● **Aim of the exercise**
Set down all of the data that follows word for word, without the images.

Items from a dataset
(begin)

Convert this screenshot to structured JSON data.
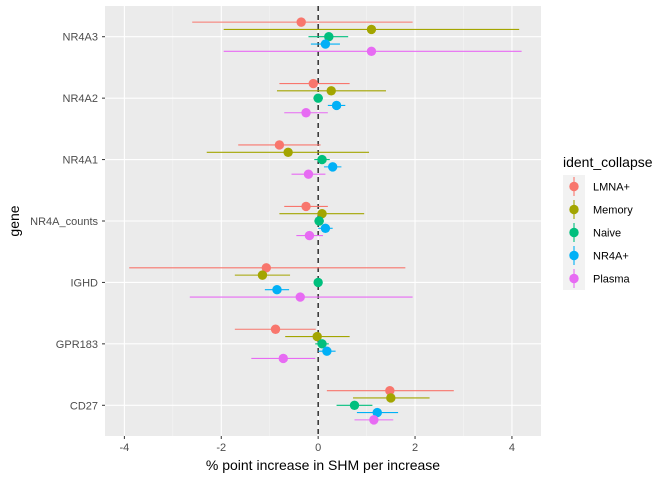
{
  "chart_data": {
    "type": "pointrange",
    "xlabel": "% point increase in SHM per increase",
    "ylabel": "gene",
    "xlim": [
      -4.4,
      4.6
    ],
    "x_ticks": [
      -4,
      -2,
      0,
      2,
      4
    ],
    "reference_line_x": 0,
    "categories": [
      "NR4A3",
      "NR4A2",
      "NR4A1",
      "NR4A_counts",
      "IGHD",
      "GPR183",
      "CD27"
    ],
    "legend_title": "ident_collapse",
    "series": [
      {
        "name": "LMNA+",
        "color": "#F8766D",
        "points": [
          {
            "gene": "NR4A3",
            "estimate": -0.35,
            "low": -2.6,
            "high": 1.95
          },
          {
            "gene": "NR4A2",
            "estimate": -0.1,
            "low": -0.8,
            "high": 0.65
          },
          {
            "gene": "NR4A1",
            "estimate": -0.8,
            "low": -1.65,
            "high": 0.05
          },
          {
            "gene": "NR4A_counts",
            "estimate": -0.25,
            "low": -0.7,
            "high": 0.2
          },
          {
            "gene": "IGHD",
            "estimate": -1.07,
            "low": -3.9,
            "high": 1.8
          },
          {
            "gene": "GPR183",
            "estimate": -0.88,
            "low": -1.72,
            "high": -0.05
          },
          {
            "gene": "CD27",
            "estimate": 1.48,
            "low": 0.18,
            "high": 2.8
          }
        ]
      },
      {
        "name": "Memory",
        "color": "#A3A500",
        "points": [
          {
            "gene": "NR4A3",
            "estimate": 1.1,
            "low": -1.95,
            "high": 4.15
          },
          {
            "gene": "NR4A2",
            "estimate": 0.27,
            "low": -0.85,
            "high": 1.4
          },
          {
            "gene": "NR4A1",
            "estimate": -0.62,
            "low": -2.3,
            "high": 1.05
          },
          {
            "gene": "NR4A_counts",
            "estimate": 0.08,
            "low": -0.8,
            "high": 0.95
          },
          {
            "gene": "IGHD",
            "estimate": -1.15,
            "low": -1.72,
            "high": -0.58
          },
          {
            "gene": "GPR183",
            "estimate": -0.02,
            "low": -0.68,
            "high": 0.65
          },
          {
            "gene": "CD27",
            "estimate": 1.5,
            "low": 0.72,
            "high": 2.3
          }
        ]
      },
      {
        "name": "Naive",
        "color": "#00BF7D",
        "points": [
          {
            "gene": "NR4A3",
            "estimate": 0.22,
            "low": -0.2,
            "high": 0.62
          },
          {
            "gene": "NR4A2",
            "estimate": 0.0,
            "low": -0.1,
            "high": 0.1
          },
          {
            "gene": "NR4A1",
            "estimate": 0.08,
            "low": -0.08,
            "high": 0.24
          },
          {
            "gene": "NR4A_counts",
            "estimate": 0.02,
            "low": -0.08,
            "high": 0.12
          },
          {
            "gene": "IGHD",
            "estimate": 0.0,
            "low": -0.05,
            "high": 0.05
          },
          {
            "gene": "GPR183",
            "estimate": 0.08,
            "low": -0.06,
            "high": 0.22
          },
          {
            "gene": "CD27",
            "estimate": 0.75,
            "low": 0.38,
            "high": 1.12
          }
        ]
      },
      {
        "name": "NR4A+",
        "color": "#00B0F6",
        "points": [
          {
            "gene": "NR4A3",
            "estimate": 0.15,
            "low": -0.15,
            "high": 0.45
          },
          {
            "gene": "NR4A2",
            "estimate": 0.38,
            "low": 0.2,
            "high": 0.56
          },
          {
            "gene": "NR4A1",
            "estimate": 0.3,
            "low": 0.12,
            "high": 0.48
          },
          {
            "gene": "NR4A_counts",
            "estimate": 0.15,
            "low": 0.0,
            "high": 0.3
          },
          {
            "gene": "IGHD",
            "estimate": -0.85,
            "low": -1.1,
            "high": -0.6
          },
          {
            "gene": "GPR183",
            "estimate": 0.18,
            "low": 0.0,
            "high": 0.36
          },
          {
            "gene": "CD27",
            "estimate": 1.22,
            "low": 0.8,
            "high": 1.65
          }
        ]
      },
      {
        "name": "Plasma",
        "color": "#E76BF3",
        "points": [
          {
            "gene": "NR4A3",
            "estimate": 1.1,
            "low": -1.95,
            "high": 4.2
          },
          {
            "gene": "NR4A2",
            "estimate": -0.25,
            "low": -0.7,
            "high": 0.2
          },
          {
            "gene": "NR4A1",
            "estimate": -0.2,
            "low": -0.55,
            "high": 0.15
          },
          {
            "gene": "NR4A_counts",
            "estimate": -0.18,
            "low": -0.45,
            "high": 0.1
          },
          {
            "gene": "IGHD",
            "estimate": -0.37,
            "low": -2.65,
            "high": 1.95
          },
          {
            "gene": "GPR183",
            "estimate": -0.72,
            "low": -1.38,
            "high": -0.06
          },
          {
            "gene": "CD27",
            "estimate": 1.15,
            "low": 0.75,
            "high": 1.55
          }
        ]
      }
    ]
  }
}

(end)

● **Response below**
Convert this screenshot to structured JSON data.
{
  "chart_data": {
    "type": "pointrange",
    "xlabel": "% point increase in SHM per increase",
    "ylabel": "gene",
    "xlim": [
      -4.4,
      4.6
    ],
    "x_ticks": [
      -4,
      -2,
      0,
      2,
      4
    ],
    "reference_line_x": 0,
    "categories": [
      "NR4A3",
      "NR4A2",
      "NR4A1",
      "NR4A_counts",
      "IGHD",
      "GPR183",
      "CD27"
    ],
    "legend_title": "ident_collapse",
    "series": [
      {
        "name": "LMNA+",
        "color": "#F8766D",
        "points": [
          {
            "gene": "NR4A3",
            "estimate": -0.35,
            "low": -2.6,
            "high": 1.95
          },
          {
            "gene": "NR4A2",
            "estimate": -0.1,
            "low": -0.8,
            "high": 0.65
          },
          {
            "gene": "NR4A1",
            "estimate": -0.8,
            "low": -1.65,
            "high": 0.05
          },
          {
            "gene": "NR4A_counts",
            "estimate": -0.25,
            "low": -0.7,
            "high": 0.2
          },
          {
            "gene": "IGHD",
            "estimate": -1.07,
            "low": -3.9,
            "high": 1.8
          },
          {
            "gene": "GPR183",
            "estimate": -0.88,
            "low": -1.72,
            "high": -0.05
          },
          {
            "gene": "CD27",
            "estimate": 1.48,
            "low": 0.18,
            "high": 2.8
          }
        ]
      },
      {
        "name": "Memory",
        "color": "#A3A500",
        "points": [
          {
            "gene": "NR4A3",
            "estimate": 1.1,
            "low": -1.95,
            "high": 4.15
          },
          {
            "gene": "NR4A2",
            "estimate": 0.27,
            "low": -0.85,
            "high": 1.4
          },
          {
            "gene": "NR4A1",
            "estimate": -0.62,
            "low": -2.3,
            "high": 1.05
          },
          {
            "gene": "NR4A_counts",
            "estimate": 0.08,
            "low": -0.8,
            "high": 0.95
          },
          {
            "gene": "IGHD",
            "estimate": -1.15,
            "low": -1.72,
            "high": -0.58
          },
          {
            "gene": "GPR183",
            "estimate": -0.02,
            "low": -0.68,
            "high": 0.65
          },
          {
            "gene": "CD27",
            "estimate": 1.5,
            "low": 0.72,
            "high": 2.3
          }
        ]
      },
      {
        "name": "Naive",
        "color": "#00BF7D",
        "points": [
          {
            "gene": "NR4A3",
            "estimate": 0.22,
            "low": -0.2,
            "high": 0.62
          },
          {
            "gene": "NR4A2",
            "estimate": 0.0,
            "low": -0.1,
            "high": 0.1
          },
          {
            "gene": "NR4A1",
            "estimate": 0.08,
            "low": -0.08,
            "high": 0.24
          },
          {
            "gene": "NR4A_counts",
            "estimate": 0.02,
            "low": -0.08,
            "high": 0.12
          },
          {
            "gene": "IGHD",
            "estimate": 0.0,
            "low": -0.05,
            "high": 0.05
          },
          {
            "gene": "GPR183",
            "estimate": 0.08,
            "low": -0.06,
            "high": 0.22
          },
          {
            "gene": "CD27",
            "estimate": 0.75,
            "low": 0.38,
            "high": 1.12
          }
        ]
      },
      {
        "name": "NR4A+",
        "color": "#00B0F6",
        "points": [
          {
            "gene": "NR4A3",
            "estimate": 0.15,
            "low": -0.15,
            "high": 0.45
          },
          {
            "gene": "NR4A2",
            "estimate": 0.38,
            "low": 0.2,
            "high": 0.56
          },
          {
            "gene": "NR4A1",
            "estimate": 0.3,
            "low": 0.12,
            "high": 0.48
          },
          {
            "gene": "NR4A_counts",
            "estimate": 0.15,
            "low": 0.0,
            "high": 0.3
          },
          {
            "gene": "IGHD",
            "estimate": -0.85,
            "low": -1.1,
            "high": -0.6
          },
          {
            "gene": "GPR183",
            "estimate": 0.18,
            "low": 0.0,
            "high": 0.36
          },
          {
            "gene": "CD27",
            "estimate": 1.22,
            "low": 0.8,
            "high": 1.65
          }
        ]
      },
      {
        "name": "Plasma",
        "color": "#E76BF3",
        "points": [
          {
            "gene": "NR4A3",
            "estimate": 1.1,
            "low": -1.95,
            "high": 4.2
          },
          {
            "gene": "NR4A2",
            "estimate": -0.25,
            "low": -0.7,
            "high": 0.2
          },
          {
            "gene": "NR4A1",
            "estimate": -0.2,
            "low": -0.55,
            "high": 0.15
          },
          {
            "gene": "NR4A_counts",
            "estimate": -0.18,
            "low": -0.45,
            "high": 0.1
          },
          {
            "gene": "IGHD",
            "estimate": -0.37,
            "low": -2.65,
            "high": 1.95
          },
          {
            "gene": "GPR183",
            "estimate": -0.72,
            "low": -1.38,
            "high": -0.06
          },
          {
            "gene": "CD27",
            "estimate": 1.15,
            "low": 0.75,
            "high": 1.55
          }
        ]
      }
    ]
  }
}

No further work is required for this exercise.